Set problem — Keep the pictures out of the copy and print all the entries below exactly.

Rows —
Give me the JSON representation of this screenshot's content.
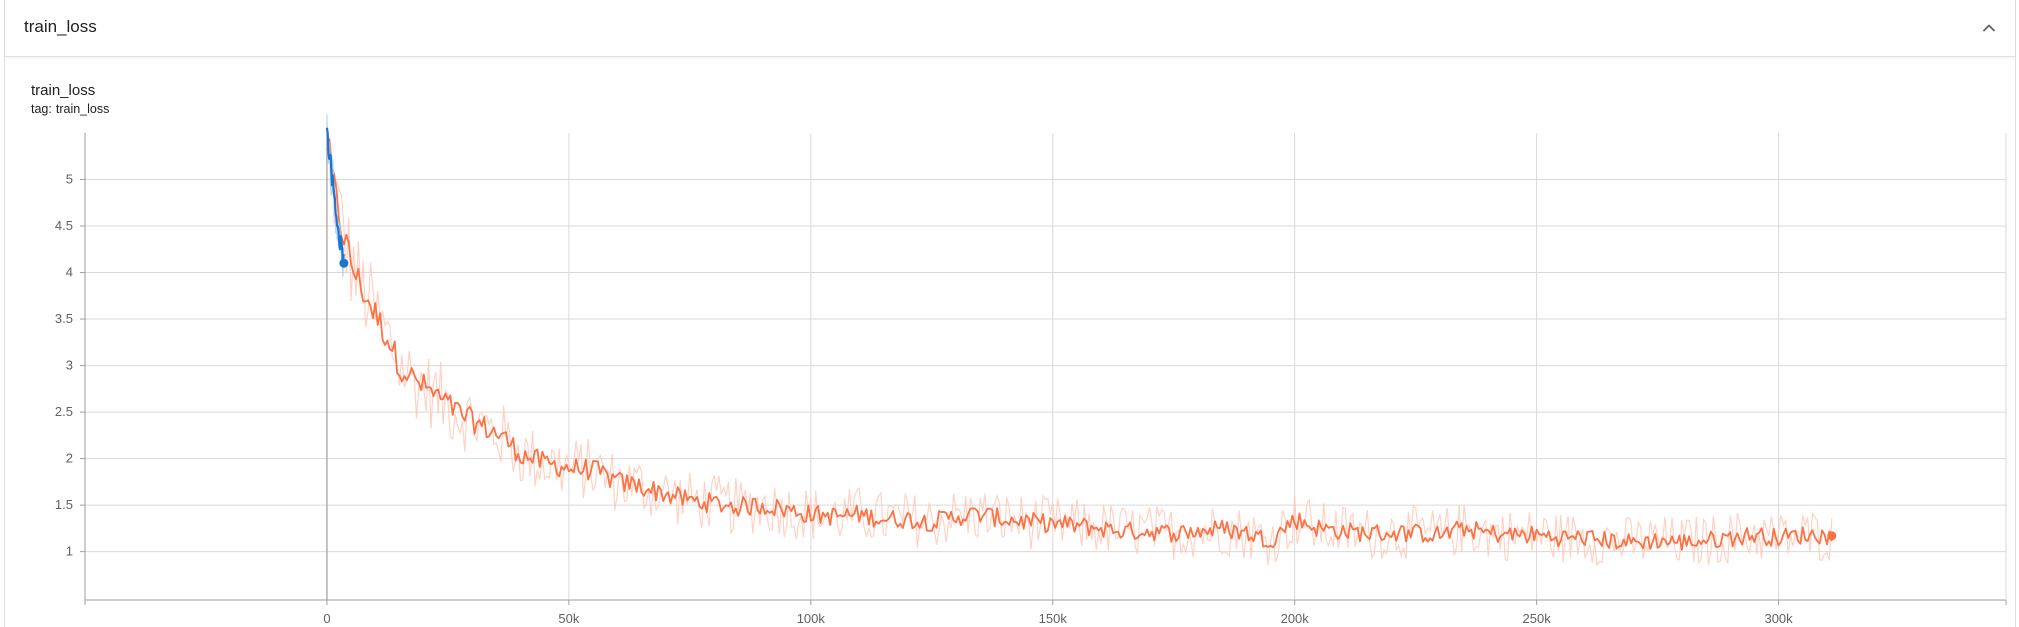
{
  "section": {
    "title": "train_loss"
  },
  "card": {
    "title": "train_loss",
    "tag_label": "tag:",
    "tag_value": "train_loss"
  },
  "icons": {
    "collapse": "chevron-up-icon"
  },
  "colors": {
    "orange": "#ff7043",
    "orange_light": "#ffc7b6",
    "blue": "#1976d2",
    "blue_light": "#a6c9ee",
    "grid": "#d9d9d9",
    "axis": "#9e9e9e"
  },
  "chart_data": {
    "type": "line",
    "title": "train_loss",
    "xlabel": "",
    "ylabel": "",
    "xlim": [
      -50000,
      347000
    ],
    "ylim": [
      0.48,
      5.5
    ],
    "x_ticks": [
      0,
      50000,
      100000,
      150000,
      200000,
      250000,
      300000
    ],
    "x_tick_labels": [
      "0",
      "50k",
      "100k",
      "150k",
      "200k",
      "250k",
      "300k"
    ],
    "y_ticks": [
      1,
      1.5,
      2,
      2.5,
      3,
      3.5,
      4,
      4.5,
      5
    ],
    "y_tick_labels": [
      "1",
      "1.5",
      "2",
      "2.5",
      "3",
      "3.5",
      "4",
      "4.5",
      "5"
    ],
    "grid": true,
    "series": [
      {
        "color": "#ff7043",
        "points": [
          [
            0,
            5.4
          ],
          [
            1000,
            5.05
          ],
          [
            2000,
            4.75
          ],
          [
            3000,
            4.5
          ],
          [
            5000,
            4.1
          ],
          [
            7000,
            3.85
          ],
          [
            10000,
            3.55
          ],
          [
            13000,
            3.25
          ],
          [
            15000,
            3.0
          ],
          [
            18000,
            2.85
          ],
          [
            22000,
            2.7
          ],
          [
            27000,
            2.5
          ],
          [
            32000,
            2.35
          ],
          [
            36000,
            2.25
          ],
          [
            40000,
            2.05
          ],
          [
            45000,
            1.95
          ],
          [
            50000,
            1.9
          ],
          [
            55000,
            1.88
          ],
          [
            60000,
            1.75
          ],
          [
            65000,
            1.7
          ],
          [
            70000,
            1.62
          ],
          [
            75000,
            1.55
          ],
          [
            80000,
            1.52
          ],
          [
            85000,
            1.48
          ],
          [
            90000,
            1.5
          ],
          [
            95000,
            1.45
          ],
          [
            100000,
            1.4
          ],
          [
            105000,
            1.38
          ],
          [
            110000,
            1.4
          ],
          [
            115000,
            1.35
          ],
          [
            120000,
            1.35
          ],
          [
            125000,
            1.32
          ],
          [
            130000,
            1.38
          ],
          [
            135000,
            1.4
          ],
          [
            140000,
            1.35
          ],
          [
            145000,
            1.32
          ],
          [
            150000,
            1.3
          ],
          [
            155000,
            1.28
          ],
          [
            160000,
            1.25
          ],
          [
            165000,
            1.22
          ],
          [
            170000,
            1.22
          ],
          [
            175000,
            1.2
          ],
          [
            180000,
            1.22
          ],
          [
            185000,
            1.25
          ],
          [
            190000,
            1.2
          ],
          [
            195000,
            1.12
          ],
          [
            200000,
            1.35
          ],
          [
            205000,
            1.25
          ],
          [
            210000,
            1.22
          ],
          [
            215000,
            1.2
          ],
          [
            220000,
            1.2
          ],
          [
            225000,
            1.2
          ],
          [
            230000,
            1.18
          ],
          [
            235000,
            1.25
          ],
          [
            240000,
            1.2
          ],
          [
            245000,
            1.18
          ],
          [
            250000,
            1.18
          ],
          [
            255000,
            1.15
          ],
          [
            260000,
            1.15
          ],
          [
            265000,
            1.12
          ],
          [
            270000,
            1.1
          ],
          [
            275000,
            1.12
          ],
          [
            280000,
            1.1
          ],
          [
            285000,
            1.12
          ],
          [
            290000,
            1.15
          ],
          [
            295000,
            1.18
          ],
          [
            300000,
            1.15
          ],
          [
            305000,
            1.18
          ],
          [
            311000,
            1.17
          ]
        ]
      },
      {
        "color": "#1976d2",
        "points": [
          [
            0,
            5.5
          ],
          [
            500,
            5.3
          ],
          [
            1000,
            5.05
          ],
          [
            1500,
            4.85
          ],
          [
            2000,
            4.6
          ],
          [
            2500,
            4.4
          ],
          [
            3000,
            4.25
          ],
          [
            3500,
            4.1
          ]
        ]
      }
    ]
  }
}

Task output —
Give me the JSON representation of this screenshot's content.
{
  "section": {
    "title": "train_loss"
  },
  "card": {
    "title": "train_loss",
    "tag_label": "tag:",
    "tag_value": "train_loss"
  },
  "icons": {
    "collapse": "chevron-up-icon"
  },
  "colors": {
    "orange": "#ff7043",
    "orange_light": "#ffc7b6",
    "blue": "#1976d2",
    "blue_light": "#a6c9ee",
    "grid": "#d9d9d9",
    "axis": "#9e9e9e"
  },
  "chart_data": {
    "type": "line",
    "title": "train_loss",
    "xlabel": "",
    "ylabel": "",
    "xlim": [
      -50000,
      347000
    ],
    "ylim": [
      0.48,
      5.5
    ],
    "x_ticks": [
      0,
      50000,
      100000,
      150000,
      200000,
      250000,
      300000
    ],
    "x_tick_labels": [
      "0",
      "50k",
      "100k",
      "150k",
      "200k",
      "250k",
      "300k"
    ],
    "y_ticks": [
      1,
      1.5,
      2,
      2.5,
      3,
      3.5,
      4,
      4.5,
      5
    ],
    "y_tick_labels": [
      "1",
      "1.5",
      "2",
      "2.5",
      "3",
      "3.5",
      "4",
      "4.5",
      "5"
    ],
    "grid": true,
    "series": [
      {
        "color": "#ff7043",
        "points": [
          [
            0,
            5.4
          ],
          [
            1000,
            5.05
          ],
          [
            2000,
            4.75
          ],
          [
            3000,
            4.5
          ],
          [
            5000,
            4.1
          ],
          [
            7000,
            3.85
          ],
          [
            10000,
            3.55
          ],
          [
            13000,
            3.25
          ],
          [
            15000,
            3.0
          ],
          [
            18000,
            2.85
          ],
          [
            22000,
            2.7
          ],
          [
            27000,
            2.5
          ],
          [
            32000,
            2.35
          ],
          [
            36000,
            2.25
          ],
          [
            40000,
            2.05
          ],
          [
            45000,
            1.95
          ],
          [
            50000,
            1.9
          ],
          [
            55000,
            1.88
          ],
          [
            60000,
            1.75
          ],
          [
            65000,
            1.7
          ],
          [
            70000,
            1.62
          ],
          [
            75000,
            1.55
          ],
          [
            80000,
            1.52
          ],
          [
            85000,
            1.48
          ],
          [
            90000,
            1.5
          ],
          [
            95000,
            1.45
          ],
          [
            100000,
            1.4
          ],
          [
            105000,
            1.38
          ],
          [
            110000,
            1.4
          ],
          [
            115000,
            1.35
          ],
          [
            120000,
            1.35
          ],
          [
            125000,
            1.32
          ],
          [
            130000,
            1.38
          ],
          [
            135000,
            1.4
          ],
          [
            140000,
            1.35
          ],
          [
            145000,
            1.32
          ],
          [
            150000,
            1.3
          ],
          [
            155000,
            1.28
          ],
          [
            160000,
            1.25
          ],
          [
            165000,
            1.22
          ],
          [
            170000,
            1.22
          ],
          [
            175000,
            1.2
          ],
          [
            180000,
            1.22
          ],
          [
            185000,
            1.25
          ],
          [
            190000,
            1.2
          ],
          [
            195000,
            1.12
          ],
          [
            200000,
            1.35
          ],
          [
            205000,
            1.25
          ],
          [
            210000,
            1.22
          ],
          [
            215000,
            1.2
          ],
          [
            220000,
            1.2
          ],
          [
            225000,
            1.2
          ],
          [
            230000,
            1.18
          ],
          [
            235000,
            1.25
          ],
          [
            240000,
            1.2
          ],
          [
            245000,
            1.18
          ],
          [
            250000,
            1.18
          ],
          [
            255000,
            1.15
          ],
          [
            260000,
            1.15
          ],
          [
            265000,
            1.12
          ],
          [
            270000,
            1.1
          ],
          [
            275000,
            1.12
          ],
          [
            280000,
            1.1
          ],
          [
            285000,
            1.12
          ],
          [
            290000,
            1.15
          ],
          [
            295000,
            1.18
          ],
          [
            300000,
            1.15
          ],
          [
            305000,
            1.18
          ],
          [
            311000,
            1.17
          ]
        ]
      },
      {
        "color": "#1976d2",
        "points": [
          [
            0,
            5.5
          ],
          [
            500,
            5.3
          ],
          [
            1000,
            5.05
          ],
          [
            1500,
            4.85
          ],
          [
            2000,
            4.6
          ],
          [
            2500,
            4.4
          ],
          [
            3000,
            4.25
          ],
          [
            3500,
            4.1
          ]
        ]
      }
    ]
  }
}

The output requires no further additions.